> _Working data_
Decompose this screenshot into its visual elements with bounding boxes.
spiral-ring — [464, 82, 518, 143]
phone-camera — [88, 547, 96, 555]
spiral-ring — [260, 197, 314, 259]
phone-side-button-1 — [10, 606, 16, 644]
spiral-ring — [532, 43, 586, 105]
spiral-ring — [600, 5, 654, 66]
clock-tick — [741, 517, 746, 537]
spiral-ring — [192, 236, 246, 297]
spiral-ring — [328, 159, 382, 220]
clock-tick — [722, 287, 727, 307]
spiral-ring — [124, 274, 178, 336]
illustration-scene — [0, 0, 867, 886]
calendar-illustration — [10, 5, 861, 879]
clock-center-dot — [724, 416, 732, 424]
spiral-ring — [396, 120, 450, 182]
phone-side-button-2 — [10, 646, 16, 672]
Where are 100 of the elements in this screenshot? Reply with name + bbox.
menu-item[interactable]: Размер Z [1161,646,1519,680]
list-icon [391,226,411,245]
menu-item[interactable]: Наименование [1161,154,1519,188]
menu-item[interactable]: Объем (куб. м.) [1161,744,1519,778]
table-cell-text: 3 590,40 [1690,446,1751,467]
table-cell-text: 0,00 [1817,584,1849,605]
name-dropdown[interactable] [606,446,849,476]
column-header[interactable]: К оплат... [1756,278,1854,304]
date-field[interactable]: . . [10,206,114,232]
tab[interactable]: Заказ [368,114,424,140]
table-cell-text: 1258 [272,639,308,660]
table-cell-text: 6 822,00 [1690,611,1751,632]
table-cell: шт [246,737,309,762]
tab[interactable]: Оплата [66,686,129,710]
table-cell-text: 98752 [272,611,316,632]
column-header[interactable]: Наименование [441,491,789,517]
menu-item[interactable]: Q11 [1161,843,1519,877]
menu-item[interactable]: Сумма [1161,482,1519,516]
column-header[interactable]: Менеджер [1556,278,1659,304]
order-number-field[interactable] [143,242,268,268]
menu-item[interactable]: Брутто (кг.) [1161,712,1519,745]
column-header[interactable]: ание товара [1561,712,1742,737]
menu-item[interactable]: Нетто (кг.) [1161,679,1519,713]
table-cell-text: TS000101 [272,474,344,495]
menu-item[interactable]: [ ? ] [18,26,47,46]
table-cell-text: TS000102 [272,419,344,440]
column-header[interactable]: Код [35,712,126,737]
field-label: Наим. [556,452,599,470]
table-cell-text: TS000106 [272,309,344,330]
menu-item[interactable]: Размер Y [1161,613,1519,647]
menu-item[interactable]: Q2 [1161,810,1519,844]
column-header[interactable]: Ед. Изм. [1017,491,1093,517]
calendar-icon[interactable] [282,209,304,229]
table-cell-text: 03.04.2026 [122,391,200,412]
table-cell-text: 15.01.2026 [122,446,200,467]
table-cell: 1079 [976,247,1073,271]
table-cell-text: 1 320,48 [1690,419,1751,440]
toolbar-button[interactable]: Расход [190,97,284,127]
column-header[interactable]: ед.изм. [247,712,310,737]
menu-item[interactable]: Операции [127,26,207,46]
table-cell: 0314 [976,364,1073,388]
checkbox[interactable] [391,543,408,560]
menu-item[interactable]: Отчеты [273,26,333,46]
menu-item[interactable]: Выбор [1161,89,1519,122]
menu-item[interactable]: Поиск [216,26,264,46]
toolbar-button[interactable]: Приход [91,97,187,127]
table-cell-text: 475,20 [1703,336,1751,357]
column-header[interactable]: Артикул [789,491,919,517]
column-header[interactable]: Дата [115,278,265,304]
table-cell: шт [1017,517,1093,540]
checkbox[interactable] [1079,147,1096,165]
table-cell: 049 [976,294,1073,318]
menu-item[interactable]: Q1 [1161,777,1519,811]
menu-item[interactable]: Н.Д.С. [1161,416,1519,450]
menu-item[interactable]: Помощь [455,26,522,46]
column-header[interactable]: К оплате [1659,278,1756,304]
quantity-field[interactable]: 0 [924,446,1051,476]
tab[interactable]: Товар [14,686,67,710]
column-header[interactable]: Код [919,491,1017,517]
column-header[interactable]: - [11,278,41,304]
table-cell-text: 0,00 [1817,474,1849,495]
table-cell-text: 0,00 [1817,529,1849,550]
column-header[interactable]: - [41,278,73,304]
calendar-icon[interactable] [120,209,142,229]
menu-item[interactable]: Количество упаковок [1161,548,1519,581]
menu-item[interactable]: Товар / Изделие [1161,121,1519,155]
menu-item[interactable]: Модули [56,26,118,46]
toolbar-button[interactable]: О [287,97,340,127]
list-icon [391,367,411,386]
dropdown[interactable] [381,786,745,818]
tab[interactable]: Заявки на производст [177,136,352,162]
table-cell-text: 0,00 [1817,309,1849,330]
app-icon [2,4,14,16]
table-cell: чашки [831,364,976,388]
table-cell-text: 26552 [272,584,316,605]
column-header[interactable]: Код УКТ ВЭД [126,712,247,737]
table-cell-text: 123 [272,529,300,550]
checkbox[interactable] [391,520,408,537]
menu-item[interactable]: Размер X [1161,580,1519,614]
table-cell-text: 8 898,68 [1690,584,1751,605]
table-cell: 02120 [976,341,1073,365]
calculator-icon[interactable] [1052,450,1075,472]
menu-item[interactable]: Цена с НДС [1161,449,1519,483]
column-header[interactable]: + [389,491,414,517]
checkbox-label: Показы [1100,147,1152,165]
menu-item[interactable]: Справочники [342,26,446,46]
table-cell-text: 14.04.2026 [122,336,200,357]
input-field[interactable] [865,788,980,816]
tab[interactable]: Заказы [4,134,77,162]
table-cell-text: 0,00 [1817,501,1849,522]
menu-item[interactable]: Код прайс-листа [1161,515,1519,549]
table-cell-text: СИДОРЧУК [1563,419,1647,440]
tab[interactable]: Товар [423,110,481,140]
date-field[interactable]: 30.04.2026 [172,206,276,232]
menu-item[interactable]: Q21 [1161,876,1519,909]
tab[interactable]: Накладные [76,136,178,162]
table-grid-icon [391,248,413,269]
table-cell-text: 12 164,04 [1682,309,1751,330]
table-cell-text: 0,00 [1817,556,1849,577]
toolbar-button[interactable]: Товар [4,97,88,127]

> _Written problem_
Return the part of the listing above that opens with its very first line and closes with the line containing "clock-center-dot — [724, 416, 732, 424]", copying every line in that span without any change.

> _Exercise solution_
Decompose this screenshot into its visual elements with bounding boxes.
spiral-ring — [464, 82, 518, 143]
phone-camera — [88, 547, 96, 555]
spiral-ring — [260, 197, 314, 259]
phone-side-button-1 — [10, 606, 16, 644]
spiral-ring — [532, 43, 586, 105]
spiral-ring — [600, 5, 654, 66]
clock-tick — [741, 517, 746, 537]
spiral-ring — [192, 236, 246, 297]
spiral-ring — [328, 159, 382, 220]
clock-tick — [722, 287, 727, 307]
spiral-ring — [124, 274, 178, 336]
illustration-scene — [0, 0, 867, 886]
calendar-illustration — [10, 5, 861, 879]
clock-center-dot — [724, 416, 732, 424]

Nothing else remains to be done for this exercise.